Task goal –
Write out the material again word for word, dropping any images it holds.

-- Provided records start --

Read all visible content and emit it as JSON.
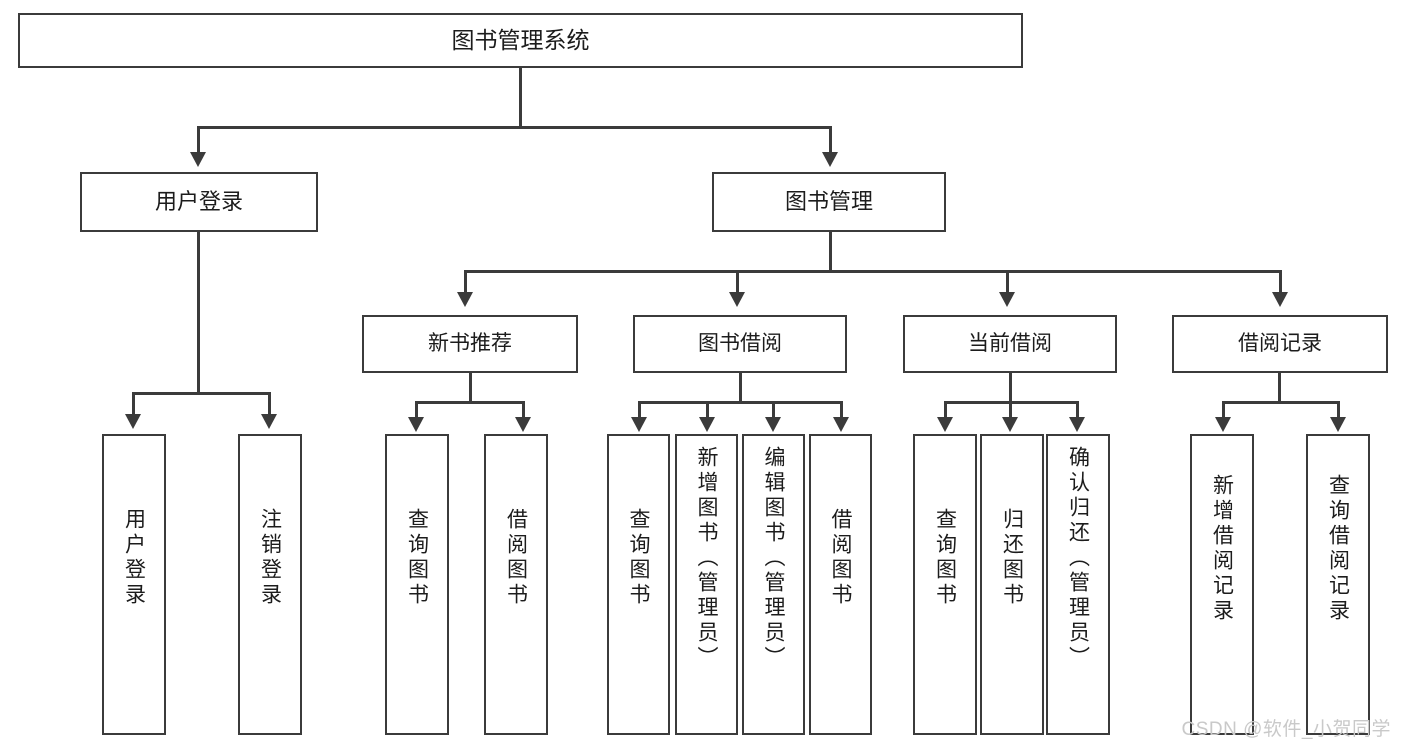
{
  "diagram": {
    "type": "tree-hierarchy",
    "title": "图书管理系统",
    "watermark": "CSDN @软件_小贺同学",
    "colors": {
      "background": "#ffffff",
      "border": "#3b3b3b",
      "text": "#1c1c1c",
      "watermark": "#c9c9c9"
    },
    "root": {
      "label": "图书管理系统"
    },
    "level1": [
      {
        "label": "用户登录"
      },
      {
        "label": "图书管理"
      }
    ],
    "level2": [
      {
        "label": "新书推荐"
      },
      {
        "label": "图书借阅"
      },
      {
        "label": "当前借阅"
      },
      {
        "label": "借阅记录"
      }
    ],
    "leaves": {
      "user_login": [
        {
          "label": "用户登录"
        },
        {
          "label": "注销登录"
        }
      ],
      "new_book_recommend": [
        {
          "label": "查询图书"
        },
        {
          "label": "借阅图书"
        }
      ],
      "book_borrow": [
        {
          "label": "查询图书"
        },
        {
          "label": "新增图书（管理员）"
        },
        {
          "label": "编辑图书（管理员）"
        },
        {
          "label": "借阅图书"
        }
      ],
      "current_borrow": [
        {
          "label": "查询图书"
        },
        {
          "label": "归还图书"
        },
        {
          "label": "确认归还（管理员）"
        }
      ],
      "borrow_records": [
        {
          "label": "新增借阅记录"
        },
        {
          "label": "查询借阅记录"
        }
      ]
    }
  }
}
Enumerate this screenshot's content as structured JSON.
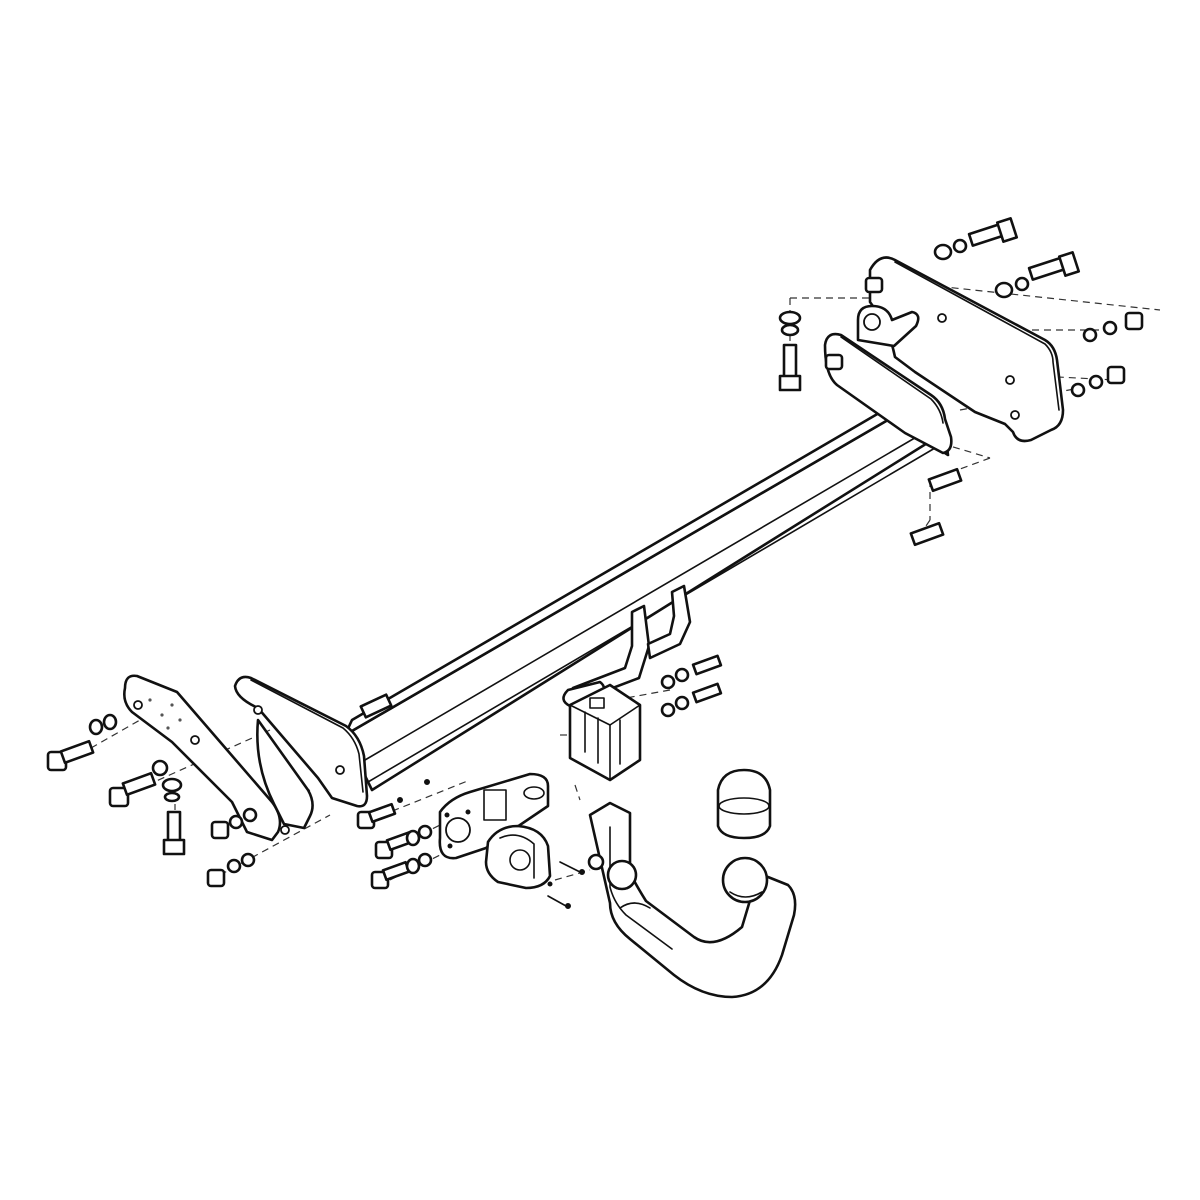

-- Provided records end --

Response to the exercise –
Read all visible content and emit it as JSON.
{
  "diagram": {
    "type": "tree-hierarchy",
    "title": "图书管理系统",
    "watermark": "CSDN @软件_小贺同学",
    "colors": {
      "background": "#ffffff",
      "border": "#3b3b3b",
      "text": "#1c1c1c",
      "watermark": "#c9c9c9"
    },
    "root": {
      "label": "图书管理系统"
    },
    "level1": [
      {
        "label": "用户登录"
      },
      {
        "label": "图书管理"
      }
    ],
    "level2": [
      {
        "label": "新书推荐"
      },
      {
        "label": "图书借阅"
      },
      {
        "label": "当前借阅"
      },
      {
        "label": "借阅记录"
      }
    ],
    "leaves": {
      "user_login": [
        {
          "label": "用户登录"
        },
        {
          "label": "注销登录"
        }
      ],
      "new_book_recommend": [
        {
          "label": "查询图书"
        },
        {
          "label": "借阅图书"
        }
      ],
      "book_borrow": [
        {
          "label": "查询图书"
        },
        {
          "label": "新增图书（管理员）"
        },
        {
          "label": "编辑图书（管理员）"
        },
        {
          "label": "借阅图书"
        }
      ],
      "current_borrow": [
        {
          "label": "查询图书"
        },
        {
          "label": "归还图书"
        },
        {
          "label": "确认归还（管理员）"
        }
      ],
      "borrow_records": [
        {
          "label": "新增借阅记录"
        },
        {
          "label": "查询借阅记录"
        }
      ]
    }
  }
}
Enumerate this screenshot's content as structured JSON.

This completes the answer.